From the line with "What data populates" through the final line, transcribe the material below character for character; include no other lines.

# # # # #

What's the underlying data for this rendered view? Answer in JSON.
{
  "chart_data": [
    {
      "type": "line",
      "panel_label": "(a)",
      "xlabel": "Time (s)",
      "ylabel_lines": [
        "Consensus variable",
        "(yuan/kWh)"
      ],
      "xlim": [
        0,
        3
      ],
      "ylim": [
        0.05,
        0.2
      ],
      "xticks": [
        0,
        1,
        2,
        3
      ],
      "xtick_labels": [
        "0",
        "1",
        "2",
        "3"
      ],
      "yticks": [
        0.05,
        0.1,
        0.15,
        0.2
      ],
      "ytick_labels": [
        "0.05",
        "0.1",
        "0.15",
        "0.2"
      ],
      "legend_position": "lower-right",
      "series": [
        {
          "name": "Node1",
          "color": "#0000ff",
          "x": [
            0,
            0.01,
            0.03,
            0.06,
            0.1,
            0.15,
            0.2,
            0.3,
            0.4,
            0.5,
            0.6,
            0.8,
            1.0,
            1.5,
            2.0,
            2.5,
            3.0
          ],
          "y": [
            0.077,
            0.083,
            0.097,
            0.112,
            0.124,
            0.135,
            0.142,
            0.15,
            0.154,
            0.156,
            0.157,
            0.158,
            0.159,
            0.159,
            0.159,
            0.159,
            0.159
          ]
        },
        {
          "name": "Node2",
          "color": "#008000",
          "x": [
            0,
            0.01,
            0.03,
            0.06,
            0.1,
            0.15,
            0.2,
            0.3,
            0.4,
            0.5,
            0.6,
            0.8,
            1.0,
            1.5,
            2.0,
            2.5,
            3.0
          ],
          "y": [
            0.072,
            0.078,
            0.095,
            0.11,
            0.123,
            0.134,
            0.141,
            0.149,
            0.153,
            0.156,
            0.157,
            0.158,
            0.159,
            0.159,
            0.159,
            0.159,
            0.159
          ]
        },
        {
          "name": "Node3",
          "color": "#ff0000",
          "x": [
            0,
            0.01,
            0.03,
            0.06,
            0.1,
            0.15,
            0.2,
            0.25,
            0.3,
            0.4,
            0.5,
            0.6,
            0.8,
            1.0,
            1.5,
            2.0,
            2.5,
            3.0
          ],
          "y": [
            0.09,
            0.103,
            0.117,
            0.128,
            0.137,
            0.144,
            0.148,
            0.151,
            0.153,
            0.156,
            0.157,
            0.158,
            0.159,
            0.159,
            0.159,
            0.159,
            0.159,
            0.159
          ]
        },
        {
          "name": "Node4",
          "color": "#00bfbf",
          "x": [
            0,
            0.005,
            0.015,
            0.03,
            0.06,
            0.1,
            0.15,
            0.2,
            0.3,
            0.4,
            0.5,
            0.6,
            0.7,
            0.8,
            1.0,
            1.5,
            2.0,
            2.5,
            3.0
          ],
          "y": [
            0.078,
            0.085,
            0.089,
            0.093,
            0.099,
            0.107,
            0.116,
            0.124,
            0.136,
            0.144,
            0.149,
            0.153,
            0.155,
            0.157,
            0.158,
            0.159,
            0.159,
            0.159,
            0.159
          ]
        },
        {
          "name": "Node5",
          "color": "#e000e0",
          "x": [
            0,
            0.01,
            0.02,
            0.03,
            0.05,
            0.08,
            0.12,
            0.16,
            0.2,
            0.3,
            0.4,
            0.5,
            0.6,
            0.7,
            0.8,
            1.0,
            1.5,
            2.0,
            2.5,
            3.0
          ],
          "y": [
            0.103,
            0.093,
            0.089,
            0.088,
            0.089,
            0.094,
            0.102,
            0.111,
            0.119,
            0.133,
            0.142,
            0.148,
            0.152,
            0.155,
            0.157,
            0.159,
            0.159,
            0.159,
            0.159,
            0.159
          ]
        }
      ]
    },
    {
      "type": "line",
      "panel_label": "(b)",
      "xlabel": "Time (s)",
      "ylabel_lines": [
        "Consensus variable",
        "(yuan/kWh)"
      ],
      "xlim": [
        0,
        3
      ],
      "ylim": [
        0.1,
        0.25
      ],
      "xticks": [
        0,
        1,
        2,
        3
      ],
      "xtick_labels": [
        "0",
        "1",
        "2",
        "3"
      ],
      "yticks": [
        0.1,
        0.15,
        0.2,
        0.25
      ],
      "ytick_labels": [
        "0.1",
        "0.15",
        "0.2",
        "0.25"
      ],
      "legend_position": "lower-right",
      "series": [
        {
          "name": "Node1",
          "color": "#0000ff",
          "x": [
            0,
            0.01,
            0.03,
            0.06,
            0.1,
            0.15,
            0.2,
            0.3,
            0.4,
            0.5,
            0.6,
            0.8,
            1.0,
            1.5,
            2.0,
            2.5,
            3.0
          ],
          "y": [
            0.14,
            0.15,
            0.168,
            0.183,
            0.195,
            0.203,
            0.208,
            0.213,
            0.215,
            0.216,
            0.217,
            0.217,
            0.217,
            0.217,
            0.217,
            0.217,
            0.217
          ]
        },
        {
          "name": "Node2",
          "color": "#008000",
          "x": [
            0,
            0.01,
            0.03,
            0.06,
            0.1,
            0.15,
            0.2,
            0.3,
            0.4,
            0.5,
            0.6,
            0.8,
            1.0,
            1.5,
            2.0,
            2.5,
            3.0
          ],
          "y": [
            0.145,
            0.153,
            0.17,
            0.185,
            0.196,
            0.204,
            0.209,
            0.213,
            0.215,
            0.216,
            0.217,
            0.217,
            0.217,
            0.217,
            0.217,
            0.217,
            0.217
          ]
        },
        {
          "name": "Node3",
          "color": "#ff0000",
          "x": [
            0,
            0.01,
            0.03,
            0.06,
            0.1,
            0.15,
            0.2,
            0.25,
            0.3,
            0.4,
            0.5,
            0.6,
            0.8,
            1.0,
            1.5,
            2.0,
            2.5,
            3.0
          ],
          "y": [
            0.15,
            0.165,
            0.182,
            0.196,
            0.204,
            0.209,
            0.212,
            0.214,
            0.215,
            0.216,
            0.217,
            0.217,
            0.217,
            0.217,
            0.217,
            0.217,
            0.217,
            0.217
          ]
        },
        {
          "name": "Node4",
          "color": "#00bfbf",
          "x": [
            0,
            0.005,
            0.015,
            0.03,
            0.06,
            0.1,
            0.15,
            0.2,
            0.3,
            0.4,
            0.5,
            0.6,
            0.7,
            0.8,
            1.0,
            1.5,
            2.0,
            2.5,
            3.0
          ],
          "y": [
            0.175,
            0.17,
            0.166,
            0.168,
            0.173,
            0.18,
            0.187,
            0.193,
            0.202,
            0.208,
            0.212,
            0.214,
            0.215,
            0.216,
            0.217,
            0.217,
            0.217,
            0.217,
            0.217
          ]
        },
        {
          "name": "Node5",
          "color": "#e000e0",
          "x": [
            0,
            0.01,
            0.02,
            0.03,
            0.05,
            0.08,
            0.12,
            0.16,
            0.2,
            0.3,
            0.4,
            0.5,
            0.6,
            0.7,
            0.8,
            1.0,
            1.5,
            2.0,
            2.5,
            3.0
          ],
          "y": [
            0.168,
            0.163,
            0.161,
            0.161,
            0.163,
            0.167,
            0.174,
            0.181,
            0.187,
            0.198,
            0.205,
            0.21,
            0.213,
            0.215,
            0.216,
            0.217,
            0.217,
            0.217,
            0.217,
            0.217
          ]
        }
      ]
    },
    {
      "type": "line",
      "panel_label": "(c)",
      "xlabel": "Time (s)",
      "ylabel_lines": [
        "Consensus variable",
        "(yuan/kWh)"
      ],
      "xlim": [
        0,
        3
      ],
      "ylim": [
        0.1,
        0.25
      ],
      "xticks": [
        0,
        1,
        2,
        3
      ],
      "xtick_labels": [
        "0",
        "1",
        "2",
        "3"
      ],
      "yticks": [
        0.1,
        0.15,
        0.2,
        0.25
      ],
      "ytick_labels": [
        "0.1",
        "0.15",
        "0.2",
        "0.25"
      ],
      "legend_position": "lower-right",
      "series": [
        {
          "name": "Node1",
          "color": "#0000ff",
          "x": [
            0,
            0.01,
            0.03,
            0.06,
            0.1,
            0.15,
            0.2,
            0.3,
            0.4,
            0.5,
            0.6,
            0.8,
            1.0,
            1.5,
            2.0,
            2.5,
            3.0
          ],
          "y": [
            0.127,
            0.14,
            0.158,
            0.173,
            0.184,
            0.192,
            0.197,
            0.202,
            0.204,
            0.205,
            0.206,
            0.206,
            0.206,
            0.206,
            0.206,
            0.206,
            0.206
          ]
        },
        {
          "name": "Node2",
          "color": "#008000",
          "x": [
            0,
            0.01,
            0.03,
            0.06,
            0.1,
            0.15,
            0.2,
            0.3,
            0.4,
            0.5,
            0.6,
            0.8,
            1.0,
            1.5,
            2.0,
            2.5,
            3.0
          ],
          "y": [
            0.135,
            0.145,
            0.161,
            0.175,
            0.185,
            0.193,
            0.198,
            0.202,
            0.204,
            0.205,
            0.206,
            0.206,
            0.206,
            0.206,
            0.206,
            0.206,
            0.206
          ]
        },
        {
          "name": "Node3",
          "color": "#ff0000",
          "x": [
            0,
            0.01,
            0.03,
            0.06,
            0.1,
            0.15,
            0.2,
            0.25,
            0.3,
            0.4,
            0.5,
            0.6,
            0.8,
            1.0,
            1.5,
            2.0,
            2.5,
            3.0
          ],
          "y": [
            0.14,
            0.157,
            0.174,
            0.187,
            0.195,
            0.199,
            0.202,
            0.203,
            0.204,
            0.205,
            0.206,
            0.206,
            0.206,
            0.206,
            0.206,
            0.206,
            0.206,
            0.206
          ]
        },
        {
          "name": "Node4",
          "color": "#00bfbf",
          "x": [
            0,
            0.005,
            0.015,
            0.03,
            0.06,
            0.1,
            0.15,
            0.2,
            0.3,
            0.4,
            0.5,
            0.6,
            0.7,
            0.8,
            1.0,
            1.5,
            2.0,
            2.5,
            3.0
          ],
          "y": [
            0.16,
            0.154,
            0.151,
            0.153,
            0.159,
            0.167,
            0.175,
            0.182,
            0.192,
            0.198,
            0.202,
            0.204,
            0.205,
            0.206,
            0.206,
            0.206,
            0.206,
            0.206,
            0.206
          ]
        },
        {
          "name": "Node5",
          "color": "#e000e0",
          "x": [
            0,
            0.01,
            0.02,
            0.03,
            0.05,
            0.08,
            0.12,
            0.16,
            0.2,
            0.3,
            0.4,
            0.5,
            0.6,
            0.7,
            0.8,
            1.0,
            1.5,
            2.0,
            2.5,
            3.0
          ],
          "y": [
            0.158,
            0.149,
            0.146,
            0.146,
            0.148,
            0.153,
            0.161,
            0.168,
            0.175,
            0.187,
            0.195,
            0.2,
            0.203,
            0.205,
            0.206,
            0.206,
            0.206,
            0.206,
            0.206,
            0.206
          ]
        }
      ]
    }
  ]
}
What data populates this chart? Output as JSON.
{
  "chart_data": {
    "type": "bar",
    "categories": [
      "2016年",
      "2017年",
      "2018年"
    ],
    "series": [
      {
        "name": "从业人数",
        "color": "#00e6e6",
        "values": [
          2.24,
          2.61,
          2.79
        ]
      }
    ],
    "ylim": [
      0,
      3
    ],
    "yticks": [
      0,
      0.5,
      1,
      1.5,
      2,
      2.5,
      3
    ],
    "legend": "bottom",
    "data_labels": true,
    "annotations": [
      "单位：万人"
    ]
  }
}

# # # # #

● RESULT BELOW
What data populates this chart? Output as JSON.
{
  "chart_data": {
    "type": "bar",
    "categories": [
      "2016年",
      "2017年",
      "2018年"
    ],
    "series": [
      {
        "name": "从业人数",
        "color": "#00e6e6",
        "values": [
          2.24,
          2.61,
          2.79
        ]
      }
    ],
    "ylim": [
      0,
      3
    ],
    "yticks": [
      0,
      0.5,
      1,
      1.5,
      2,
      2.5,
      3
    ],
    "legend": "bottom",
    "data_labels": true,
    "annotations": [
      "单位：万人"
    ]
  }
}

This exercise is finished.